● Problem requirements: Copy the entries below exactly. Images do not belong in the copy.

------------------------------

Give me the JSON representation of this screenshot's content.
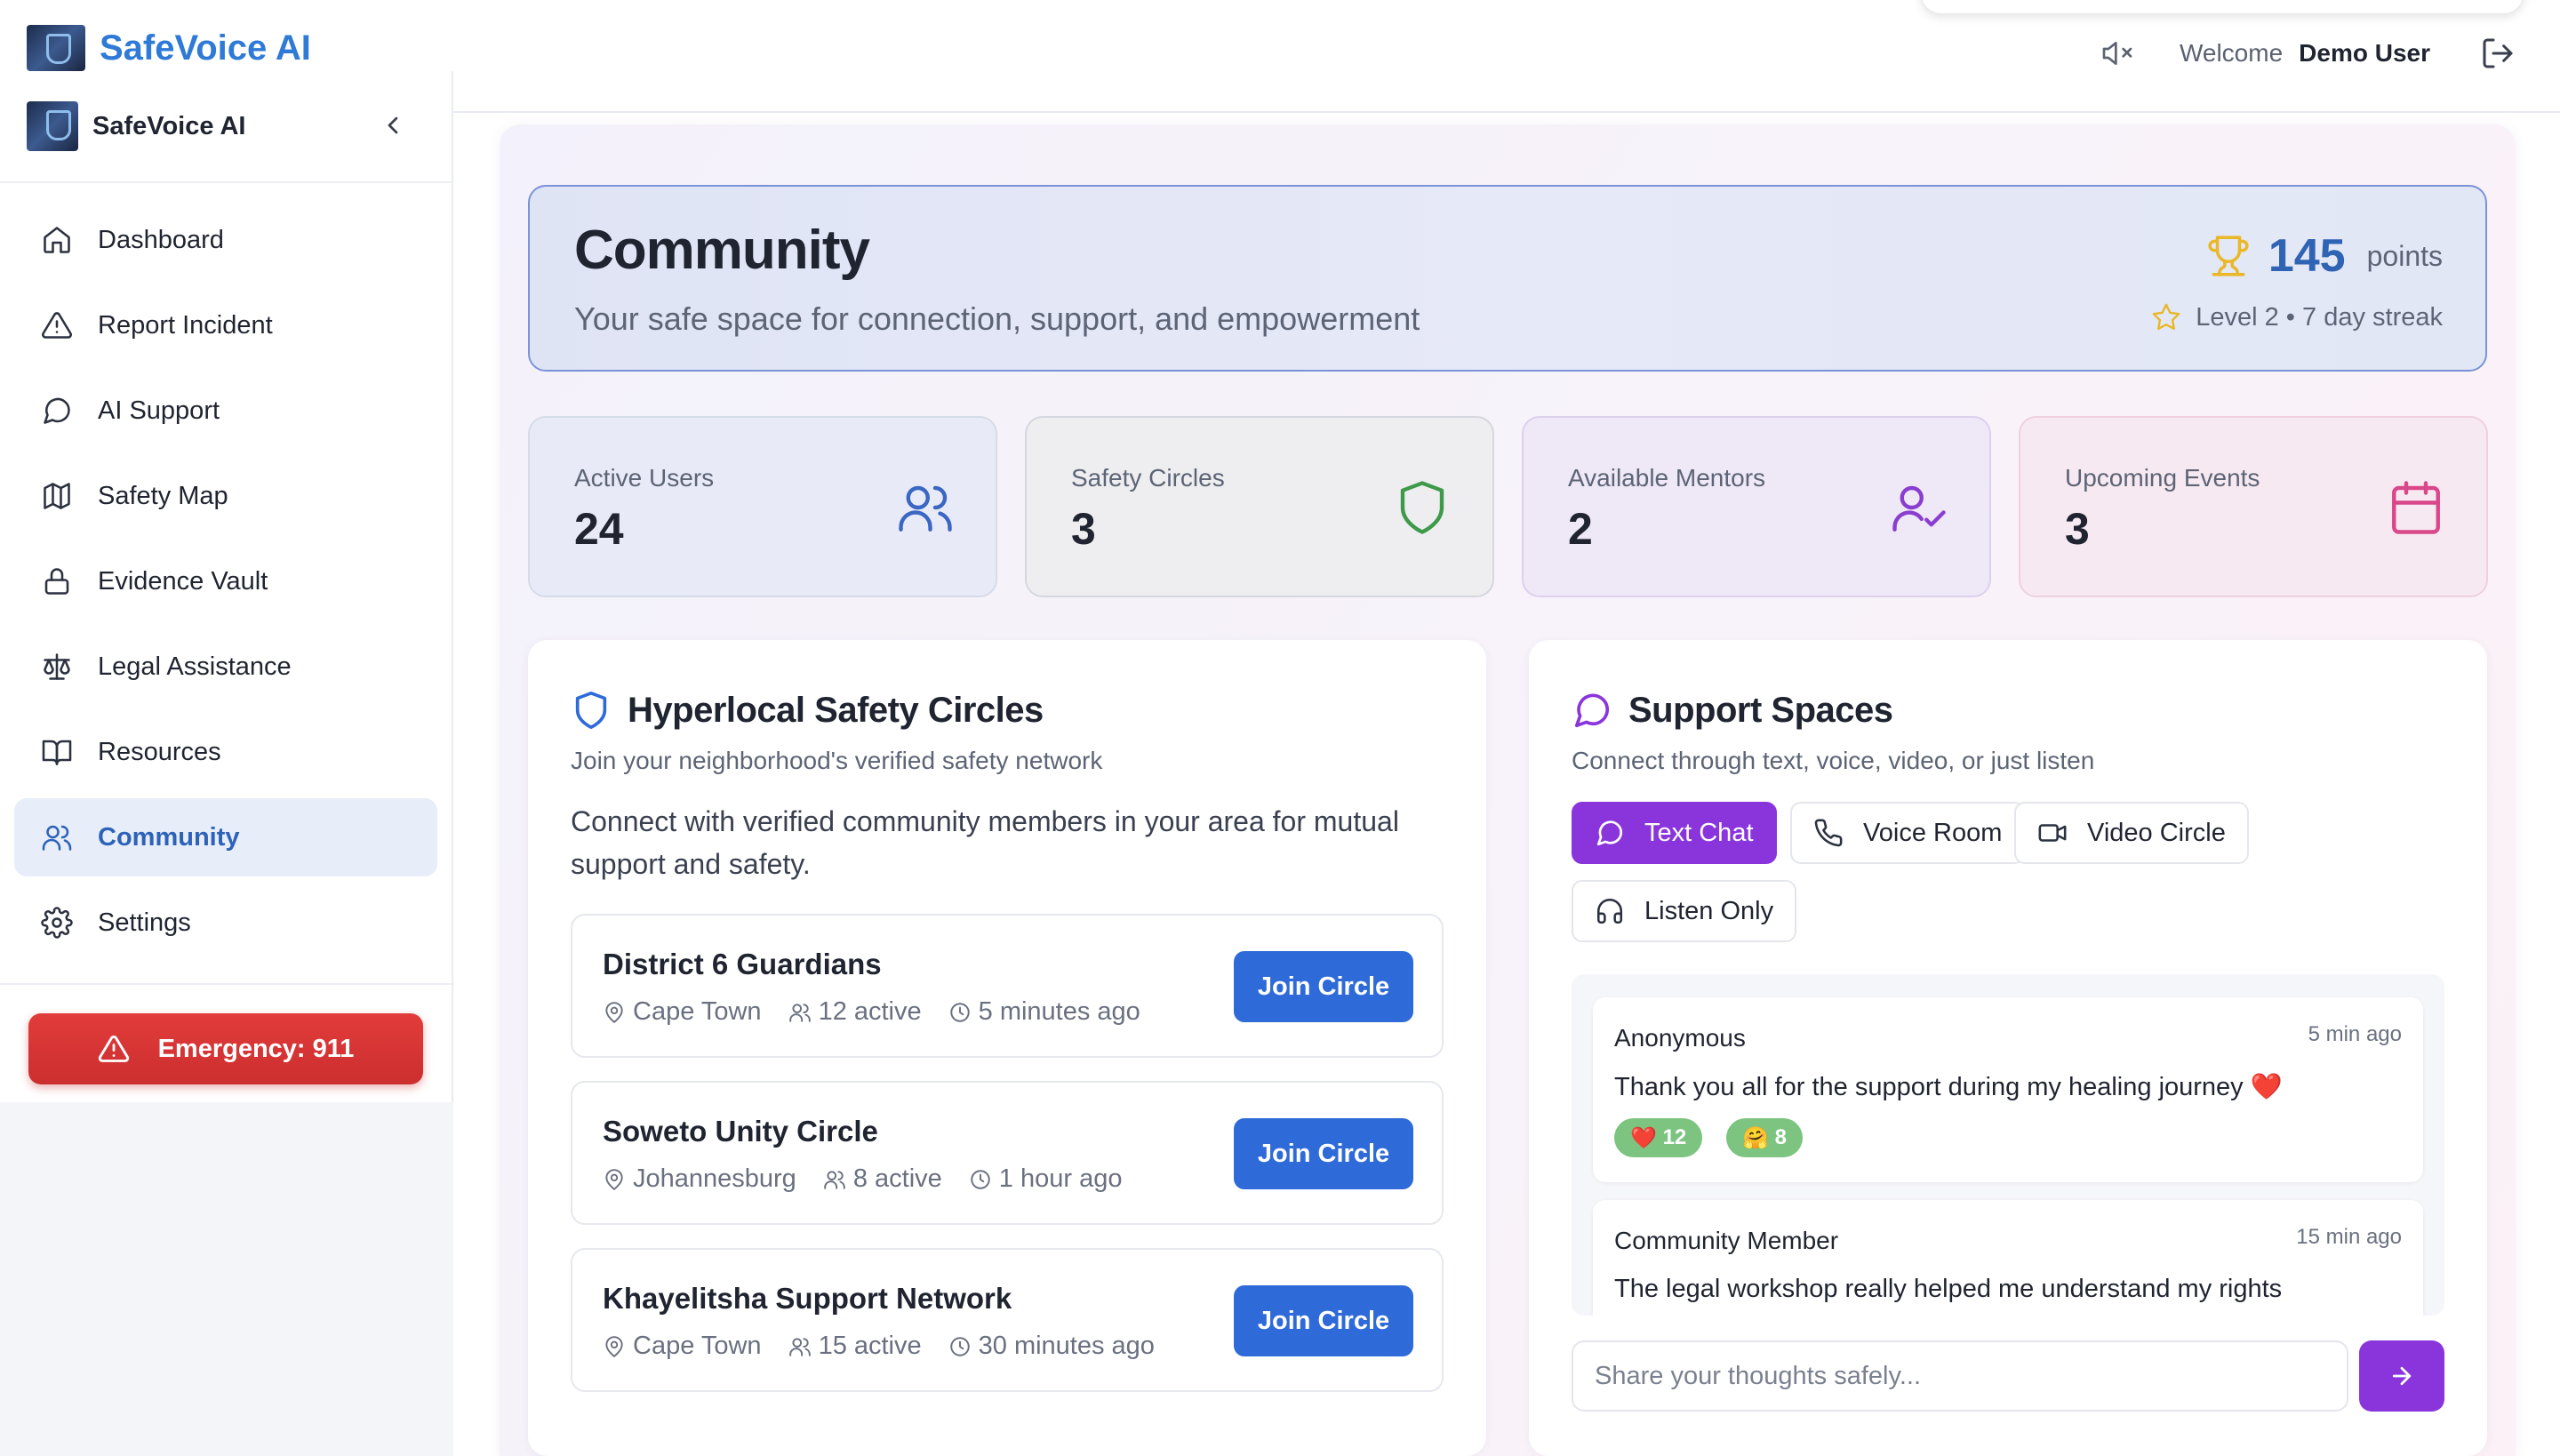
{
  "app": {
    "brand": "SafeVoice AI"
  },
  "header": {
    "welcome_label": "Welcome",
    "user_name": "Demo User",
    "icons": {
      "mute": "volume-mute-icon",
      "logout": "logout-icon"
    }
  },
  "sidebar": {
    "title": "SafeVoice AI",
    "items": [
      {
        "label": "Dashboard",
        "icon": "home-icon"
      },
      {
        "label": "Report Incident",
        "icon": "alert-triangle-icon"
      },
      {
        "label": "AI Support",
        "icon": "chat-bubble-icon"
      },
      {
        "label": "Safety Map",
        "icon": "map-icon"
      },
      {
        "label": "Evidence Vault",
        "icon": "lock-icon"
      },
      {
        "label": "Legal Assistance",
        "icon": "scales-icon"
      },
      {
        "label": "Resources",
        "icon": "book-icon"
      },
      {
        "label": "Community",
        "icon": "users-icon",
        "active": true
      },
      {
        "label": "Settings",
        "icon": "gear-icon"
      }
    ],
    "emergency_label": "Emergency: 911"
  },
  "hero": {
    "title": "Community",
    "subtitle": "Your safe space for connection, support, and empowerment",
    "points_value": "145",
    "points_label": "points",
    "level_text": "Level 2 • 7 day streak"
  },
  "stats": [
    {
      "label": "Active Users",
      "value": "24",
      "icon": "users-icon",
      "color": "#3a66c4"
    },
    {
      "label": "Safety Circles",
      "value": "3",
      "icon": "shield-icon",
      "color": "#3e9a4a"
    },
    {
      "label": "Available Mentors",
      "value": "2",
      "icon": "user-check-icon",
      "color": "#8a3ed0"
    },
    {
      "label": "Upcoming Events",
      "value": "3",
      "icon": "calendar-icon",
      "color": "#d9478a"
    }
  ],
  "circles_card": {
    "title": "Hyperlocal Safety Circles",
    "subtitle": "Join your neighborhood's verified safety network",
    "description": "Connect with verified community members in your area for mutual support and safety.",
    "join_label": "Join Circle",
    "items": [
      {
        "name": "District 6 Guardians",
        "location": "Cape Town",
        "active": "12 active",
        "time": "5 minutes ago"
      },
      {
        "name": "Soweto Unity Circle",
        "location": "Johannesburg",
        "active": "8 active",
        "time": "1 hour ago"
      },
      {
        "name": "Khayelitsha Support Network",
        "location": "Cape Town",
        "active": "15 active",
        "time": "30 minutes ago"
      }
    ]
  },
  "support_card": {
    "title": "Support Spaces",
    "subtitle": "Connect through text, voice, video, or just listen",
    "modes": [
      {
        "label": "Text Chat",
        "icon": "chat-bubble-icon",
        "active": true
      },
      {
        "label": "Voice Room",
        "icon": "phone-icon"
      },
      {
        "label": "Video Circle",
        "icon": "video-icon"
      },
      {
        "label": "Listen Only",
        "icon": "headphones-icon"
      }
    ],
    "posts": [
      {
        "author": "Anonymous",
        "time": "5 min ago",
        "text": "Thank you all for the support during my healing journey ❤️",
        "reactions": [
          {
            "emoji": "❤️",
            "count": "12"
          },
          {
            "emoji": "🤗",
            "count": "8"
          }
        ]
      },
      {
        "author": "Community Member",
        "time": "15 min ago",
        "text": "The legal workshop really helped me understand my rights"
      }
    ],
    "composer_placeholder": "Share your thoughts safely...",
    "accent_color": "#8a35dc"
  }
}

------------------------------

● Exercise answer:
Give me the JSON representation of this screenshot's content.
{
  "app": {
    "brand": "SafeVoice AI"
  },
  "header": {
    "welcome_label": "Welcome",
    "user_name": "Demo User",
    "icons": {
      "mute": "volume-mute-icon",
      "logout": "logout-icon"
    }
  },
  "sidebar": {
    "title": "SafeVoice AI",
    "items": [
      {
        "label": "Dashboard",
        "icon": "home-icon"
      },
      {
        "label": "Report Incident",
        "icon": "alert-triangle-icon"
      },
      {
        "label": "AI Support",
        "icon": "chat-bubble-icon"
      },
      {
        "label": "Safety Map",
        "icon": "map-icon"
      },
      {
        "label": "Evidence Vault",
        "icon": "lock-icon"
      },
      {
        "label": "Legal Assistance",
        "icon": "scales-icon"
      },
      {
        "label": "Resources",
        "icon": "book-icon"
      },
      {
        "label": "Community",
        "icon": "users-icon",
        "active": true
      },
      {
        "label": "Settings",
        "icon": "gear-icon"
      }
    ],
    "emergency_label": "Emergency: 911"
  },
  "hero": {
    "title": "Community",
    "subtitle": "Your safe space for connection, support, and empowerment",
    "points_value": "145",
    "points_label": "points",
    "level_text": "Level 2 • 7 day streak"
  },
  "stats": [
    {
      "label": "Active Users",
      "value": "24",
      "icon": "users-icon",
      "color": "#3a66c4"
    },
    {
      "label": "Safety Circles",
      "value": "3",
      "icon": "shield-icon",
      "color": "#3e9a4a"
    },
    {
      "label": "Available Mentors",
      "value": "2",
      "icon": "user-check-icon",
      "color": "#8a3ed0"
    },
    {
      "label": "Upcoming Events",
      "value": "3",
      "icon": "calendar-icon",
      "color": "#d9478a"
    }
  ],
  "circles_card": {
    "title": "Hyperlocal Safety Circles",
    "subtitle": "Join your neighborhood's verified safety network",
    "description": "Connect with verified community members in your area for mutual support and safety.",
    "join_label": "Join Circle",
    "items": [
      {
        "name": "District 6 Guardians",
        "location": "Cape Town",
        "active": "12 active",
        "time": "5 minutes ago"
      },
      {
        "name": "Soweto Unity Circle",
        "location": "Johannesburg",
        "active": "8 active",
        "time": "1 hour ago"
      },
      {
        "name": "Khayelitsha Support Network",
        "location": "Cape Town",
        "active": "15 active",
        "time": "30 minutes ago"
      }
    ]
  },
  "support_card": {
    "title": "Support Spaces",
    "subtitle": "Connect through text, voice, video, or just listen",
    "modes": [
      {
        "label": "Text Chat",
        "icon": "chat-bubble-icon",
        "active": true
      },
      {
        "label": "Voice Room",
        "icon": "phone-icon"
      },
      {
        "label": "Video Circle",
        "icon": "video-icon"
      },
      {
        "label": "Listen Only",
        "icon": "headphones-icon"
      }
    ],
    "posts": [
      {
        "author": "Anonymous",
        "time": "5 min ago",
        "text": "Thank you all for the support during my healing journey ❤️",
        "reactions": [
          {
            "emoji": "❤️",
            "count": "12"
          },
          {
            "emoji": "🤗",
            "count": "8"
          }
        ]
      },
      {
        "author": "Community Member",
        "time": "15 min ago",
        "text": "The legal workshop really helped me understand my rights"
      }
    ],
    "composer_placeholder": "Share your thoughts safely...",
    "accent_color": "#8a35dc"
  }
}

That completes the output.